▶ **RECORDS SHOWN**:
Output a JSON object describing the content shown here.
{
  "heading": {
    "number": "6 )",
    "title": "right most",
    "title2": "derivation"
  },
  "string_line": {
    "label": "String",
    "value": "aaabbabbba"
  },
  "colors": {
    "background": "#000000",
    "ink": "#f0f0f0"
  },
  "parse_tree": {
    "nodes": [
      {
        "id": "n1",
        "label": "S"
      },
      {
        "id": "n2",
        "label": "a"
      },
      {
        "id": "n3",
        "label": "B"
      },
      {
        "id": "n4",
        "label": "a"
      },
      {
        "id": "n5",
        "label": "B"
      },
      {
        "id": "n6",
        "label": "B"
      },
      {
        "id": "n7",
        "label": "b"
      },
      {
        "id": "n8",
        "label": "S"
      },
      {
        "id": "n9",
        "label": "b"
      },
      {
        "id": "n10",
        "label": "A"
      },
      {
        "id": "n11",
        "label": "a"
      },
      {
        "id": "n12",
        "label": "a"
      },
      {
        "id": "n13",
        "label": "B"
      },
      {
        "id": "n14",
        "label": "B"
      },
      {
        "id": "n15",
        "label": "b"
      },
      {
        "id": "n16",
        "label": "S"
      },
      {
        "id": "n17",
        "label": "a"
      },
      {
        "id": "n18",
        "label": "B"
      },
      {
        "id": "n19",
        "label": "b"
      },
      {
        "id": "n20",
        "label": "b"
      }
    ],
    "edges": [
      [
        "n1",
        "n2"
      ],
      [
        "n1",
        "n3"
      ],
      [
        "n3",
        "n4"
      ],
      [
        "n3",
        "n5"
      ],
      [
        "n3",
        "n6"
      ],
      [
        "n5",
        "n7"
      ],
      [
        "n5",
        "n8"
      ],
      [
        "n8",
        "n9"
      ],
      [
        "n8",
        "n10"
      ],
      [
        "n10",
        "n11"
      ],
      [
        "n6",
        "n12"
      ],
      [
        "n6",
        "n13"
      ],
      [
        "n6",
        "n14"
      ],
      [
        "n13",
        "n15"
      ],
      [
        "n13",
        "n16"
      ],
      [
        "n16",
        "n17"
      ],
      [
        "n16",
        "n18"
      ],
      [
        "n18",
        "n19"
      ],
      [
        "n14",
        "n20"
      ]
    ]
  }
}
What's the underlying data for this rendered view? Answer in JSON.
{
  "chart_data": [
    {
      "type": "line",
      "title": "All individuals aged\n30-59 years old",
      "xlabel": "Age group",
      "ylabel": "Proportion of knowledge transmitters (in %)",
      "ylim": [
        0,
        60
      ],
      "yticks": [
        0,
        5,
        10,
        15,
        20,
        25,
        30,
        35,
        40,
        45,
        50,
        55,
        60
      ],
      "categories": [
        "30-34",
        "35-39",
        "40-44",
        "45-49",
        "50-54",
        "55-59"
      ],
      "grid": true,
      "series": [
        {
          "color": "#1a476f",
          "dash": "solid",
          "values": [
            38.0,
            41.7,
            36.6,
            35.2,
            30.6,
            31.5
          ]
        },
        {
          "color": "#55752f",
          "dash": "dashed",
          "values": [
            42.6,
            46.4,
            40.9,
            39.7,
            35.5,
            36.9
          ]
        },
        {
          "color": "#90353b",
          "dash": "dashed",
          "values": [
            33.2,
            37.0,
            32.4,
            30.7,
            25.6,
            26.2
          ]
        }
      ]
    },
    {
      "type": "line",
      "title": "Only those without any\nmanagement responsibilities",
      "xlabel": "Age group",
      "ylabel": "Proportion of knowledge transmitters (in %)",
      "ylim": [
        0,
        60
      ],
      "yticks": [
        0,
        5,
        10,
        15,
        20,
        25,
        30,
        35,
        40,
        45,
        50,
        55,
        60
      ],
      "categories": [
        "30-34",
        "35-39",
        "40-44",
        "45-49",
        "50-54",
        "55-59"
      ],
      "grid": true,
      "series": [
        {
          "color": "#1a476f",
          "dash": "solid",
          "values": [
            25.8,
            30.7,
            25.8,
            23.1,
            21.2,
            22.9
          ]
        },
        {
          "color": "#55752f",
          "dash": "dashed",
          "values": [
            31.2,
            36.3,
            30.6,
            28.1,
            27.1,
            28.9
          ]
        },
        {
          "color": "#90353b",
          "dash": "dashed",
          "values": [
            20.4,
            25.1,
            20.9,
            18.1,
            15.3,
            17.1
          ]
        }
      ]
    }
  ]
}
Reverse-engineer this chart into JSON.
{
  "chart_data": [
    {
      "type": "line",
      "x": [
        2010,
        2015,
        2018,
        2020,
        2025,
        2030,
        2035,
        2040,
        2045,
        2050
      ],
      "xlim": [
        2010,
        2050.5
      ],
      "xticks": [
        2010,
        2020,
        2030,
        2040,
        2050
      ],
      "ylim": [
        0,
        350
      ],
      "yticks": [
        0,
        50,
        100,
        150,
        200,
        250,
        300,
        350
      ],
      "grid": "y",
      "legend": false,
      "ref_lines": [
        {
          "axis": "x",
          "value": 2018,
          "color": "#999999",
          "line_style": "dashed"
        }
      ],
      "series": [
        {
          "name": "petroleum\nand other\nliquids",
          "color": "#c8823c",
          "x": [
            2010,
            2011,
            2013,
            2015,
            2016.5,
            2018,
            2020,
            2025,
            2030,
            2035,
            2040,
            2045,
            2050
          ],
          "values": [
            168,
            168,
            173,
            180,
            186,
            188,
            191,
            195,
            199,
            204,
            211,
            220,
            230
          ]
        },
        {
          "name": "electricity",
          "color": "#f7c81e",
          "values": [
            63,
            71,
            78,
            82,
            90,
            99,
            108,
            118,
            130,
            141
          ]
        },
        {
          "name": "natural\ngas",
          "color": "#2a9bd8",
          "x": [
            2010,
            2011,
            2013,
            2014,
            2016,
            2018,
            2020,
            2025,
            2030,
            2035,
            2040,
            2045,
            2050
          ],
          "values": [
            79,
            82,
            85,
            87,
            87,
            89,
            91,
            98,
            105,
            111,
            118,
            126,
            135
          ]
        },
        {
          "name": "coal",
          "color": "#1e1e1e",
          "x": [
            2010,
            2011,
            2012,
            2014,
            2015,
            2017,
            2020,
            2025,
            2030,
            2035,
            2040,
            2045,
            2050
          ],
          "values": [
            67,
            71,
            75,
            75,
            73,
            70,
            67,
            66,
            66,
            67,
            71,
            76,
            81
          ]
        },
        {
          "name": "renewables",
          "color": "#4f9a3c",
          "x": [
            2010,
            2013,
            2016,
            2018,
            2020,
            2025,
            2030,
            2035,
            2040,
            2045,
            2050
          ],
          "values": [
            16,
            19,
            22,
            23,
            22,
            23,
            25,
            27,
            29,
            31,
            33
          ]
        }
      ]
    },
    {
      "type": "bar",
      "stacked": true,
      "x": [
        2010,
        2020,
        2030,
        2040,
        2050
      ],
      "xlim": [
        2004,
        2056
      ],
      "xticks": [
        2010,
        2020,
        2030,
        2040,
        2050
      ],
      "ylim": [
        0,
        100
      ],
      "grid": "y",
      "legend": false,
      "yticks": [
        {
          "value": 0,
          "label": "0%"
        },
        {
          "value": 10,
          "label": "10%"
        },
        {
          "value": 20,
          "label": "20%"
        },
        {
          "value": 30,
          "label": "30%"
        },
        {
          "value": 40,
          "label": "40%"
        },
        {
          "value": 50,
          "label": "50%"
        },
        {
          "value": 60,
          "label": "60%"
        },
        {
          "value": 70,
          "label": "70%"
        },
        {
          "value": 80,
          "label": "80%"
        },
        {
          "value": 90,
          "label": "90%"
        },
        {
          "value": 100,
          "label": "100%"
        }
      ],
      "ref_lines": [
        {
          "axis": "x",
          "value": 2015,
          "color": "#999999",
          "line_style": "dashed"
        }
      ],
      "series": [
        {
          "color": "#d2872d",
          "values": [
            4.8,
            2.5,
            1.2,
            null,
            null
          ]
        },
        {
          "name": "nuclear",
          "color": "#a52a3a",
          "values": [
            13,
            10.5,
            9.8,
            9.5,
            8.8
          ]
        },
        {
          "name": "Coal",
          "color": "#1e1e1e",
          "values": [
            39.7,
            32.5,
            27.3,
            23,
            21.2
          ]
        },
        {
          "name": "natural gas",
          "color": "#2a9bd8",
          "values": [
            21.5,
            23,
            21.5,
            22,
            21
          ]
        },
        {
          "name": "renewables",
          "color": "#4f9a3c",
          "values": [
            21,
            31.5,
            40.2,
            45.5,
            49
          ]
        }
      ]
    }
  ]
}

▶ **TASK OBJECTIVE**:
Identify each line holding the string "this", and copy it out.

▶ **SOLUTION TO THE PROBLEM**:
What's the underlying data for this rendered view? Answer in JSON.
Reverse-engineer this chart into JSON.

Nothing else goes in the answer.